• SOURCE MATERIAL:

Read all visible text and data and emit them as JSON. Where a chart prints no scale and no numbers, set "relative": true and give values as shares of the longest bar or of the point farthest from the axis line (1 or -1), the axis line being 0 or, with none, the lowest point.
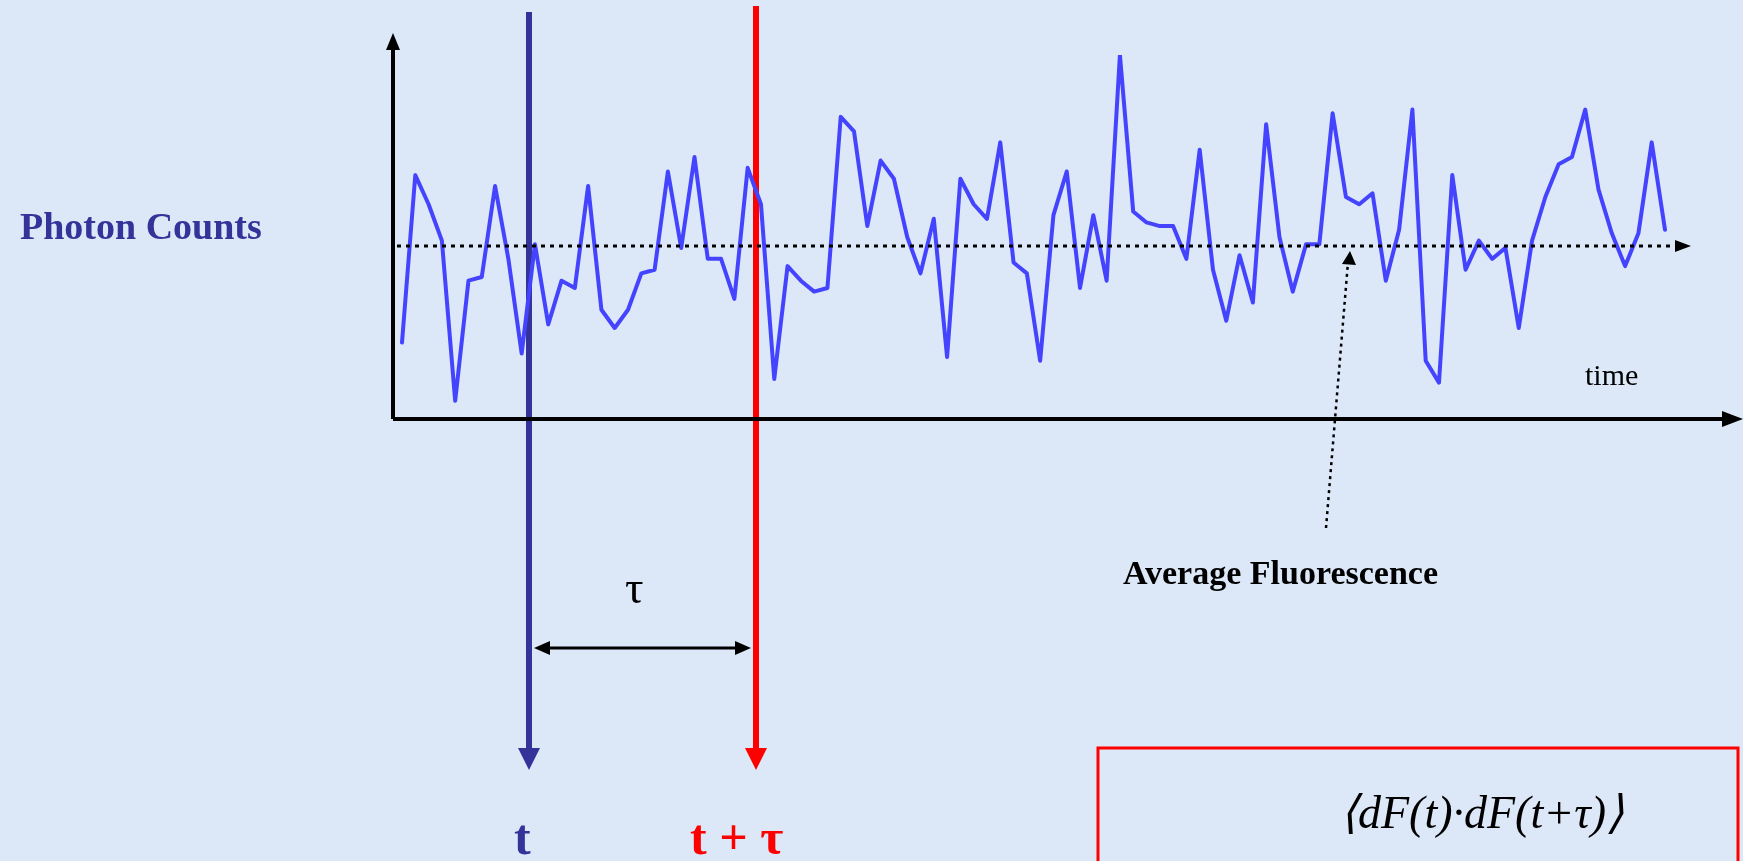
{
  "chart_data": {
    "type": "line",
    "relative": true,
    "xlabel": "time",
    "ylabel": "Photon Counts",
    "categories": [
      null,
      null,
      null,
      null,
      null,
      null,
      null,
      null,
      null,
      null,
      null,
      null,
      null,
      null,
      null,
      null,
      null,
      null,
      null,
      null,
      null,
      null,
      null,
      null,
      null,
      null,
      null,
      null,
      null,
      null,
      null,
      null,
      null,
      null,
      null,
      null,
      null,
      null,
      null,
      null,
      null,
      null,
      null,
      null,
      null,
      null,
      null,
      null,
      null,
      null,
      null,
      null,
      null,
      null,
      null,
      null,
      null,
      null,
      null,
      null,
      null,
      null,
      null,
      null,
      null,
      null,
      null,
      null,
      null,
      null,
      null,
      null,
      null,
      null,
      null,
      null,
      null,
      null,
      null,
      null,
      null,
      null,
      null,
      null,
      null,
      null,
      null,
      null,
      null,
      null,
      null,
      null,
      null,
      null,
      null,
      null
    ],
    "series": [
      {
        "color": "#4444ff",
        "values": [
          0.21,
          0.67,
          0.59,
          0.49,
          0.05,
          0.38,
          0.39,
          0.64,
          0.44,
          0.18,
          0.48,
          0.26,
          0.38,
          0.36,
          0.64,
          0.3,
          0.25,
          0.3,
          0.4,
          0.41,
          0.68,
          0.47,
          0.72,
          0.44,
          0.44,
          0.33,
          0.69,
          0.59,
          0.11,
          0.42,
          0.38,
          0.35,
          0.36,
          0.83,
          0.79,
          0.53,
          0.71,
          0.66,
          0.5,
          0.4,
          0.55,
          0.17,
          0.66,
          0.59,
          0.55,
          0.76,
          0.43,
          0.4,
          0.16,
          0.56,
          0.68,
          0.36,
          0.56,
          0.38,
          1.0,
          0.57,
          0.54,
          0.53,
          0.53,
          0.44,
          0.74,
          0.41,
          0.27,
          0.45,
          0.32,
          0.81,
          0.5,
          0.35,
          0.48,
          0.48,
          0.84,
          0.61,
          0.59,
          0.62,
          0.38,
          0.52,
          0.85,
          0.16,
          0.1,
          0.67,
          0.41,
          0.49,
          0.44,
          0.47,
          0.25,
          0.49,
          0.61,
          0.7,
          0.72,
          0.85,
          0.63,
          0.51,
          0.42,
          0.51,
          0.76,
          0.52
        ]
      }
    ],
    "ref_lines": [
      {
        "axis": "y",
        "value": 0.475,
        "label": "Average Fluorescence",
        "color": "#000000",
        "line_style": "dotted"
      }
    ],
    "annotations": [
      "t",
      "t + τ",
      "τ",
      "⟨dF(t)·dF(t+τ)⟩"
    ],
    "marker": "none",
    "line_style": "solid",
    "legend": false
  }
}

• PROBLEM DESCRIPTION:
Omit every picture, then repeat the remaining data exactly as it appears above.

• WRITTEN RESPONSE:
Read all visible text and data and emit them as JSON. Where a chart prints no scale and no numbers, set "relative": true and give values as shares of the longest bar or of the point farthest from the axis line (1 or -1), the axis line being 0 or, with none, the lowest point.
{
  "chart_data": {
    "type": "line",
    "relative": true,
    "xlabel": "time",
    "ylabel": "Photon Counts",
    "categories": [
      null,
      null,
      null,
      null,
      null,
      null,
      null,
      null,
      null,
      null,
      null,
      null,
      null,
      null,
      null,
      null,
      null,
      null,
      null,
      null,
      null,
      null,
      null,
      null,
      null,
      null,
      null,
      null,
      null,
      null,
      null,
      null,
      null,
      null,
      null,
      null,
      null,
      null,
      null,
      null,
      null,
      null,
      null,
      null,
      null,
      null,
      null,
      null,
      null,
      null,
      null,
      null,
      null,
      null,
      null,
      null,
      null,
      null,
      null,
      null,
      null,
      null,
      null,
      null,
      null,
      null,
      null,
      null,
      null,
      null,
      null,
      null,
      null,
      null,
      null,
      null,
      null,
      null,
      null,
      null,
      null,
      null,
      null,
      null,
      null,
      null,
      null,
      null,
      null,
      null,
      null,
      null,
      null,
      null,
      null,
      null
    ],
    "series": [
      {
        "color": "#4444ff",
        "values": [
          0.21,
          0.67,
          0.59,
          0.49,
          0.05,
          0.38,
          0.39,
          0.64,
          0.44,
          0.18,
          0.48,
          0.26,
          0.38,
          0.36,
          0.64,
          0.3,
          0.25,
          0.3,
          0.4,
          0.41,
          0.68,
          0.47,
          0.72,
          0.44,
          0.44,
          0.33,
          0.69,
          0.59,
          0.11,
          0.42,
          0.38,
          0.35,
          0.36,
          0.83,
          0.79,
          0.53,
          0.71,
          0.66,
          0.5,
          0.4,
          0.55,
          0.17,
          0.66,
          0.59,
          0.55,
          0.76,
          0.43,
          0.4,
          0.16,
          0.56,
          0.68,
          0.36,
          0.56,
          0.38,
          1.0,
          0.57,
          0.54,
          0.53,
          0.53,
          0.44,
          0.74,
          0.41,
          0.27,
          0.45,
          0.32,
          0.81,
          0.5,
          0.35,
          0.48,
          0.48,
          0.84,
          0.61,
          0.59,
          0.62,
          0.38,
          0.52,
          0.85,
          0.16,
          0.1,
          0.67,
          0.41,
          0.49,
          0.44,
          0.47,
          0.25,
          0.49,
          0.61,
          0.7,
          0.72,
          0.85,
          0.63,
          0.51,
          0.42,
          0.51,
          0.76,
          0.52
        ]
      }
    ],
    "ref_lines": [
      {
        "axis": "y",
        "value": 0.475,
        "label": "Average Fluorescence",
        "color": "#000000",
        "line_style": "dotted"
      }
    ],
    "annotations": [
      "t",
      "t + τ",
      "τ",
      "⟨dF(t)·dF(t+τ)⟩"
    ],
    "marker": "none",
    "line_style": "solid",
    "legend": false
  }
}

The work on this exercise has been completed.